:: Short task ::
State how many lines of the records contain the string "return". Give the number alone.

:: Collected data entries ::

▬▬▬▬▬▬▬▬▬▬

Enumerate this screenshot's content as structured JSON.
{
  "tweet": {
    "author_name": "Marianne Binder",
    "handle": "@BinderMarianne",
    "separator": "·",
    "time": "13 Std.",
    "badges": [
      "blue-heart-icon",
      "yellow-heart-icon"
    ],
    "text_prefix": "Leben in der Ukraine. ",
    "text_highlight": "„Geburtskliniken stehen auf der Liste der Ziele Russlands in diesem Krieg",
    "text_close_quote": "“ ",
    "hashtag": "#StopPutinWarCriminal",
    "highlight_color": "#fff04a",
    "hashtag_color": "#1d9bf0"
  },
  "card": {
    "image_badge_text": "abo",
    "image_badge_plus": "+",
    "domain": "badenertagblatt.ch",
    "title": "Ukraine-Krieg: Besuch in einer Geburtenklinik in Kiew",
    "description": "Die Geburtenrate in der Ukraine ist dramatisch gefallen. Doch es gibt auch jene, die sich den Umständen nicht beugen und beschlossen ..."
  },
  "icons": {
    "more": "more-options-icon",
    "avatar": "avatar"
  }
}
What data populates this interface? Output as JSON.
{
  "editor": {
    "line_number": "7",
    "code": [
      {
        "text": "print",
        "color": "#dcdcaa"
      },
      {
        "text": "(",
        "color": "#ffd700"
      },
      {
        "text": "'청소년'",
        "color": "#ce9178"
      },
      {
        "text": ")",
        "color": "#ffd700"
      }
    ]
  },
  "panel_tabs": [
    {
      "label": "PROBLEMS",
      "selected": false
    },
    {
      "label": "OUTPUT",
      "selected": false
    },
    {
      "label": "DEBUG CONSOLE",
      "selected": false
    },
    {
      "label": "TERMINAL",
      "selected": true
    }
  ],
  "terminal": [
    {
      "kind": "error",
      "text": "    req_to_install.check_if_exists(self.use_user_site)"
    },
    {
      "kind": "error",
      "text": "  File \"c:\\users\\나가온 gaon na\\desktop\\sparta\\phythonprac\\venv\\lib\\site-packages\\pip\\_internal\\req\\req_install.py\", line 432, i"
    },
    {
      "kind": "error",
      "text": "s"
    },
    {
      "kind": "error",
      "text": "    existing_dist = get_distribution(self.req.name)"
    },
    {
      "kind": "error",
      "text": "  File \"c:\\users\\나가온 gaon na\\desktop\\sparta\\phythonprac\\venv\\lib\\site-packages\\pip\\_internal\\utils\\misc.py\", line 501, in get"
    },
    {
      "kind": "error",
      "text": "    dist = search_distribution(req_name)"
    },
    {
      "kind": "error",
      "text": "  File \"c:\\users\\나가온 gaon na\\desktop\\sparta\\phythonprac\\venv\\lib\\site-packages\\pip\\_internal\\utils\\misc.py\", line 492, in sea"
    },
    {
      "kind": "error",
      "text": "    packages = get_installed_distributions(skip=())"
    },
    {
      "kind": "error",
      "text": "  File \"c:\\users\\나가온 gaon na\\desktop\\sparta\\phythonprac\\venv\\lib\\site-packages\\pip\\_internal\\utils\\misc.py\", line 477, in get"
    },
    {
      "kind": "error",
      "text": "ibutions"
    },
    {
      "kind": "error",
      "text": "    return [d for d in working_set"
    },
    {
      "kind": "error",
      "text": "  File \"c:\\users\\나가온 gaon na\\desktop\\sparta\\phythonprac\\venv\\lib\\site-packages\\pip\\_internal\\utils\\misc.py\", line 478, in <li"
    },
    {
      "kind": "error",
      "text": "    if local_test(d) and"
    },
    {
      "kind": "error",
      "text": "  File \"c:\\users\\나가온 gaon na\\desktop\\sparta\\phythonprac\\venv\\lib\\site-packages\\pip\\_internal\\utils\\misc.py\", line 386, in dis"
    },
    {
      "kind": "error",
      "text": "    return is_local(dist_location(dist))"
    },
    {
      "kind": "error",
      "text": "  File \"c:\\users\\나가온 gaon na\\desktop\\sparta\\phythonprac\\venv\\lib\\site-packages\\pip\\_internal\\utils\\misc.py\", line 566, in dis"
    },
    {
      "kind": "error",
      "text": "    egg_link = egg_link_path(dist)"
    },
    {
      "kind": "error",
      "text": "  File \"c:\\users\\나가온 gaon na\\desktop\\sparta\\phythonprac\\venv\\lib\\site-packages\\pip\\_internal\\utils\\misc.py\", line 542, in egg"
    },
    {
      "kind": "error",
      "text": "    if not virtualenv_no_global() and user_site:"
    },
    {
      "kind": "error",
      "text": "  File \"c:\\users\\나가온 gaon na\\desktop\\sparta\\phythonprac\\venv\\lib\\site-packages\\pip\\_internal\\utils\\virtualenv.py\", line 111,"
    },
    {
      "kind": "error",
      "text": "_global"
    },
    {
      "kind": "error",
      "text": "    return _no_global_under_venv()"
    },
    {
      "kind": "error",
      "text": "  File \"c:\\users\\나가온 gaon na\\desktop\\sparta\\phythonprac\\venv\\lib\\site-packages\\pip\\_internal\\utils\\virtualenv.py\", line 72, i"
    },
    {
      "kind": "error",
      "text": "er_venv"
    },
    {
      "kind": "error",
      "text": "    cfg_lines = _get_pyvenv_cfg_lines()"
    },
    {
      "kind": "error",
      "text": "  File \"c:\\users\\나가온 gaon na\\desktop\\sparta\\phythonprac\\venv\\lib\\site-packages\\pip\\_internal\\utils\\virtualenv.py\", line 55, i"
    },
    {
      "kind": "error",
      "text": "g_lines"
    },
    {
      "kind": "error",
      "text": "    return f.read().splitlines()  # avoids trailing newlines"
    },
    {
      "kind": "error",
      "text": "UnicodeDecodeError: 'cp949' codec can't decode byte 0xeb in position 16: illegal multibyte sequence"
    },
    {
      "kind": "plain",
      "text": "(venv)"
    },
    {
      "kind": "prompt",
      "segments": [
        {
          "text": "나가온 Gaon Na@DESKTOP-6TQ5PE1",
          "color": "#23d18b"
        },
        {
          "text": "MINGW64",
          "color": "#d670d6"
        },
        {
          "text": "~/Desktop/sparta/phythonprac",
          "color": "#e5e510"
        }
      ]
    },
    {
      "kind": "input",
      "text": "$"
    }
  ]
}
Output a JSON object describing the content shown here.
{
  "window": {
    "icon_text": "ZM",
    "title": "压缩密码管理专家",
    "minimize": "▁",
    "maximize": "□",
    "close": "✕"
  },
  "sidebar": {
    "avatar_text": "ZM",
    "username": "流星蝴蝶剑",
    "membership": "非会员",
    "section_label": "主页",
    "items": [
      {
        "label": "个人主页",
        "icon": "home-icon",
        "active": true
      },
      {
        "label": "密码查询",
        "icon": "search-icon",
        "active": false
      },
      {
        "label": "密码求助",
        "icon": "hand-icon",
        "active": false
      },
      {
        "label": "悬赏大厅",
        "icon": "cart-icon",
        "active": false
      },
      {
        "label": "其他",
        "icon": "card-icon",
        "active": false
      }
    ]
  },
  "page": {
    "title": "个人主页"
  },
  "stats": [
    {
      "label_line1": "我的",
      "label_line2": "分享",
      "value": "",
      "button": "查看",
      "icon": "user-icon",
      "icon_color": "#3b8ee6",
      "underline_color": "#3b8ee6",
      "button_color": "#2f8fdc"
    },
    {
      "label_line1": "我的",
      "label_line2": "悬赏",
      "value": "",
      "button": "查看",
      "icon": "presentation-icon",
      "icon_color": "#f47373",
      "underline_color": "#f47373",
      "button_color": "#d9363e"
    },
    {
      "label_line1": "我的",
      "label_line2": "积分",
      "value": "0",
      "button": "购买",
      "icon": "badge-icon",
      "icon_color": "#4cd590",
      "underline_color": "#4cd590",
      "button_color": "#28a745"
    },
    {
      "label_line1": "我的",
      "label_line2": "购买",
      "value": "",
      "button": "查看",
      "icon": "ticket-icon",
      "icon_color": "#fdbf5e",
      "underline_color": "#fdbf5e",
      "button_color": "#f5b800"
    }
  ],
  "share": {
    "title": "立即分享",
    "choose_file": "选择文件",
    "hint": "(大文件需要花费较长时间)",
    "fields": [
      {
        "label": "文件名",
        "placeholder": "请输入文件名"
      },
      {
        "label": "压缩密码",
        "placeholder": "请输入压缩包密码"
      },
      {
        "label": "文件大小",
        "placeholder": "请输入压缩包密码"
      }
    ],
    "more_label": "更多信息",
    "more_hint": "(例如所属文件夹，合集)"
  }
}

▬▬▬▬▬▬▬▬▬▬

:: The response ::
4